[Dataset content start]

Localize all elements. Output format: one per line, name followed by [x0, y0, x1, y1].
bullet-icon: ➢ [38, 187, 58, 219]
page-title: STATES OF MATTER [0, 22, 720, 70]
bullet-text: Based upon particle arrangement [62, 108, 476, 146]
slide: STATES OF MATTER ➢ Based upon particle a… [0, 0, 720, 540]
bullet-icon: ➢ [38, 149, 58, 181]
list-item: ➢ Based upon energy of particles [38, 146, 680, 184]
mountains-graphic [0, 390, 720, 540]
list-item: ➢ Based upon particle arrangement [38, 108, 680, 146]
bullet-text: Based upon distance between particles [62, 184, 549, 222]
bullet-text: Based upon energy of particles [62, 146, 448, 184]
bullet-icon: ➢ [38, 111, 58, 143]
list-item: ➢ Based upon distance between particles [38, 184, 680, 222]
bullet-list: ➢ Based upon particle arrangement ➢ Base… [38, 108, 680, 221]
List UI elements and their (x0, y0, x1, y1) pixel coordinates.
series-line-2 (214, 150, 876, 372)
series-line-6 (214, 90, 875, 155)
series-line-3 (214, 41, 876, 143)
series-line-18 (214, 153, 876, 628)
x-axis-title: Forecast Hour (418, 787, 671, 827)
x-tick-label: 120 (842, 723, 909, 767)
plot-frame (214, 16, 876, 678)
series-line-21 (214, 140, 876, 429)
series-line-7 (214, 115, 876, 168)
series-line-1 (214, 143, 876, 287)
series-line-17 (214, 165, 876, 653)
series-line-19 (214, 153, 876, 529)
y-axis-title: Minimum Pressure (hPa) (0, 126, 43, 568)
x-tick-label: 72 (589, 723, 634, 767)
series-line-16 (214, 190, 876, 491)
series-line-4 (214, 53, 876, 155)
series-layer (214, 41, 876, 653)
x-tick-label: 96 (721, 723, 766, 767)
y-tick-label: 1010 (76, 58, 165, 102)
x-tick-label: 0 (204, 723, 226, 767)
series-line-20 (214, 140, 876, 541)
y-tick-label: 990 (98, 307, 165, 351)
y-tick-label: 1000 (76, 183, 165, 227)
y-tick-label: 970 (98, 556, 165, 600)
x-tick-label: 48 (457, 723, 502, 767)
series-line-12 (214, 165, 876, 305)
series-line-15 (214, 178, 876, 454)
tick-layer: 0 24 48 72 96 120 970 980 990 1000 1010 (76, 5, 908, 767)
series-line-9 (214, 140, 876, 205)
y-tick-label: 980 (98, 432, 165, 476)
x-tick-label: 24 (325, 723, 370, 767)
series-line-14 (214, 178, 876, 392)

[Dataset content end]

▶ _Exercise prompt_: Please repeat every line of the records above without any changes, keeping them in their original order.

▶ _Answer below_:
Localize all elements. Output format: one per line, name followed by [x0, y0, x1, y1].
bullet-icon: ➢ [38, 187, 58, 219]
page-title: STATES OF MATTER [0, 22, 720, 70]
bullet-text: Based upon particle arrangement [62, 108, 476, 146]
slide: STATES OF MATTER ➢ Based upon particle a… [0, 0, 720, 540]
bullet-icon: ➢ [38, 149, 58, 181]
list-item: ➢ Based upon energy of particles [38, 146, 680, 184]
mountains-graphic [0, 390, 720, 540]
list-item: ➢ Based upon particle arrangement [38, 108, 680, 146]
bullet-text: Based upon distance between particles [62, 184, 549, 222]
bullet-text: Based upon energy of particles [62, 146, 448, 184]
bullet-icon: ➢ [38, 111, 58, 143]
list-item: ➢ Based upon distance between particles [38, 184, 680, 222]
bullet-list: ➢ Based upon particle arrangement ➢ Base… [38, 108, 680, 221]
List UI elements and their (x0, y0, x1, y1) pixel coordinates.
series-line-2 (214, 150, 876, 372)
series-line-6 (214, 90, 875, 155)
series-line-3 (214, 41, 876, 143)
series-line-18 (214, 153, 876, 628)
x-axis-title: Forecast Hour (418, 787, 671, 827)
x-tick-label: 120 (842, 723, 909, 767)
plot-frame (214, 16, 876, 678)
series-line-21 (214, 140, 876, 429)
series-line-7 (214, 115, 876, 168)
series-line-1 (214, 143, 876, 287)
series-line-17 (214, 165, 876, 653)
series-line-19 (214, 153, 876, 529)
y-axis-title: Minimum Pressure (hPa) (0, 126, 43, 568)
x-tick-label: 72 (589, 723, 634, 767)
series-line-16 (214, 190, 876, 491)
series-line-4 (214, 53, 876, 155)
series-layer (214, 41, 876, 653)
x-tick-label: 96 (721, 723, 766, 767)
y-tick-label: 1010 (76, 58, 165, 102)
x-tick-label: 0 (204, 723, 226, 767)
series-line-20 (214, 140, 876, 541)
y-tick-label: 990 (98, 307, 165, 351)
y-tick-label: 1000 (76, 183, 165, 227)
y-tick-label: 970 (98, 556, 165, 600)
x-tick-label: 48 (457, 723, 502, 767)
series-line-12 (214, 165, 876, 305)
series-line-15 (214, 178, 876, 454)
tick-layer: 0 24 48 72 96 120 970 980 990 1000 1010 (76, 5, 908, 767)
series-line-9 (214, 140, 876, 205)
y-tick-label: 980 (98, 432, 165, 476)
x-tick-label: 24 (325, 723, 370, 767)
series-line-14 (214, 178, 876, 392)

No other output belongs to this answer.